**AIM OF THE EXERCISE**
Every line that includes the word "name" is to be listed.

**DATASET ROWS**
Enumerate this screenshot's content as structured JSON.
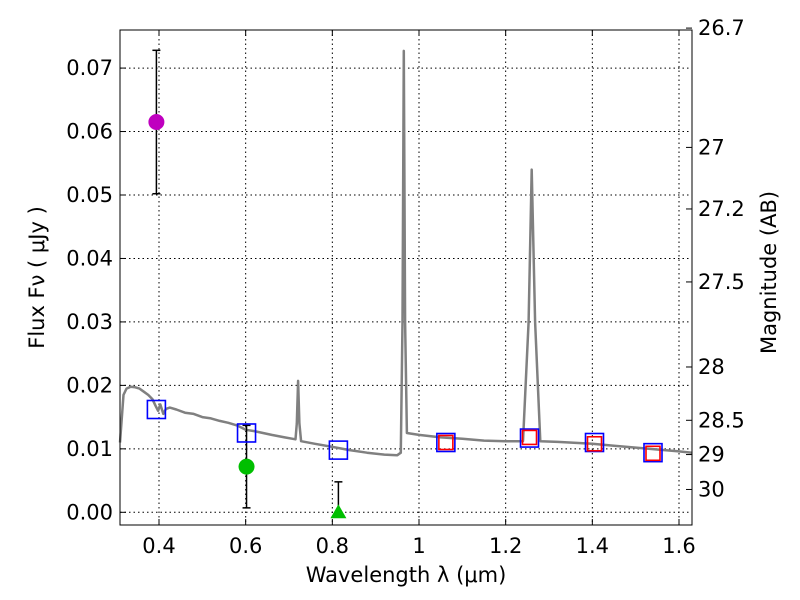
{
  "chart_data": {
    "type": "scatter",
    "title": "",
    "xlabel": "Wavelength  λ (μm)",
    "ylabel": "Flux  Fν  ( μJy )",
    "y2label": "Magnitude (AB)",
    "xlim": [
      0.31,
      1.63
    ],
    "ylim": [
      -0.002,
      0.076
    ],
    "xticks": [
      0.4,
      0.6,
      0.8,
      1.0,
      1.2,
      1.4,
      1.6
    ],
    "xtick_labels": [
      "0.4",
      "0.6",
      "0.8",
      "1",
      "1.2",
      "1.4",
      "1.6"
    ],
    "yticks": [
      0.0,
      0.01,
      0.02,
      0.03,
      0.04,
      0.05,
      0.06,
      0.07
    ],
    "ytick_labels": [
      "0.00",
      "0.01",
      "0.02",
      "0.03",
      "0.04",
      "0.05",
      "0.06",
      "0.07"
    ],
    "y2ticks": [
      {
        "label": "26.7",
        "flux": 0.0763
      },
      {
        "label": "27",
        "flux": 0.0575
      },
      {
        "label": "27.2",
        "flux": 0.0478
      },
      {
        "label": "27.5",
        "flux": 0.0363
      },
      {
        "label": "28",
        "flux": 0.0229
      },
      {
        "label": "28.5",
        "flux": 0.0145
      },
      {
        "label": "29",
        "flux": 0.0091
      },
      {
        "label": "30",
        "flux": 0.0036
      }
    ],
    "grid": true,
    "model_spectrum": {
      "name": "SED model",
      "color": "#808080",
      "points": [
        [
          0.31,
          0.011
        ],
        [
          0.318,
          0.0185
        ],
        [
          0.325,
          0.0195
        ],
        [
          0.335,
          0.0198
        ],
        [
          0.345,
          0.0197
        ],
        [
          0.355,
          0.0195
        ],
        [
          0.365,
          0.019
        ],
        [
          0.375,
          0.0185
        ],
        [
          0.385,
          0.0178
        ],
        [
          0.392,
          0.0168
        ],
        [
          0.398,
          0.016
        ],
        [
          0.403,
          0.017
        ],
        [
          0.41,
          0.0155
        ],
        [
          0.416,
          0.0163
        ],
        [
          0.425,
          0.0165
        ],
        [
          0.44,
          0.0162
        ],
        [
          0.46,
          0.0157
        ],
        [
          0.48,
          0.0155
        ],
        [
          0.5,
          0.015
        ],
        [
          0.52,
          0.0148
        ],
        [
          0.54,
          0.0144
        ],
        [
          0.56,
          0.0141
        ],
        [
          0.58,
          0.0137
        ],
        [
          0.6,
          0.013
        ],
        [
          0.62,
          0.0128
        ],
        [
          0.64,
          0.0125
        ],
        [
          0.66,
          0.0122
        ],
        [
          0.69,
          0.0118
        ],
        [
          0.715,
          0.0115
        ],
        [
          0.718,
          0.014
        ],
        [
          0.721,
          0.0207
        ],
        [
          0.724,
          0.014
        ],
        [
          0.728,
          0.0112
        ],
        [
          0.76,
          0.0108
        ],
        [
          0.8,
          0.0103
        ],
        [
          0.84,
          0.0098
        ],
        [
          0.88,
          0.0094
        ],
        [
          0.92,
          0.0091
        ],
        [
          0.95,
          0.009
        ],
        [
          0.958,
          0.0094
        ],
        [
          0.962,
          0.03
        ],
        [
          0.965,
          0.0727
        ],
        [
          0.968,
          0.03
        ],
        [
          0.972,
          0.0125
        ],
        [
          1.0,
          0.0122
        ],
        [
          1.05,
          0.0118
        ],
        [
          1.1,
          0.0116
        ],
        [
          1.15,
          0.0113
        ],
        [
          1.2,
          0.0112
        ],
        [
          1.24,
          0.0112
        ],
        [
          1.253,
          0.03
        ],
        [
          1.26,
          0.054
        ],
        [
          1.268,
          0.03
        ],
        [
          1.28,
          0.0112
        ],
        [
          1.32,
          0.0111
        ],
        [
          1.4,
          0.0108
        ],
        [
          1.45,
          0.0105
        ],
        [
          1.5,
          0.0102
        ],
        [
          1.55,
          0.0099
        ],
        [
          1.6,
          0.0096
        ],
        [
          1.63,
          0.0094
        ]
      ]
    },
    "series": [
      {
        "name": "magenta detection",
        "marker": "circle",
        "color": "#bf00bf",
        "points": [
          {
            "x": 0.394,
            "y": 0.0615,
            "err": 0.0113
          }
        ]
      },
      {
        "name": "green detection",
        "marker": "circle",
        "color": "#00bf00",
        "points": [
          {
            "x": 0.602,
            "y": 0.0072,
            "err": 0.0065
          }
        ]
      },
      {
        "name": "green upper limit",
        "marker": "triangle",
        "color": "#00bf00",
        "points": [
          {
            "x": 0.814,
            "y": 0.0,
            "err": 0.0048
          }
        ]
      },
      {
        "name": "model photometry",
        "marker": "square-open",
        "color": "#0000ff",
        "points": [
          {
            "x": 0.394,
            "y": 0.0162
          },
          {
            "x": 0.602,
            "y": 0.0125
          },
          {
            "x": 0.814,
            "y": 0.0098
          },
          {
            "x": 1.062,
            "y": 0.011
          },
          {
            "x": 1.255,
            "y": 0.0117
          },
          {
            "x": 1.405,
            "y": 0.011
          },
          {
            "x": 1.54,
            "y": 0.0094
          }
        ]
      },
      {
        "name": "observed photometry",
        "marker": "square-open",
        "color": "#ff0000",
        "points": [
          {
            "x": 1.062,
            "y": 0.011
          },
          {
            "x": 1.255,
            "y": 0.0118
          },
          {
            "x": 1.405,
            "y": 0.0108
          },
          {
            "x": 1.54,
            "y": 0.0093
          }
        ]
      }
    ]
  }
}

**RESULT OF THIS EXERCISE**
      "name": "SED model",
        "name": "magenta detection",
        "name": "green detection",
        "name": "green upper limit",
        "name": "model photometry",
        "name": "observed photometry",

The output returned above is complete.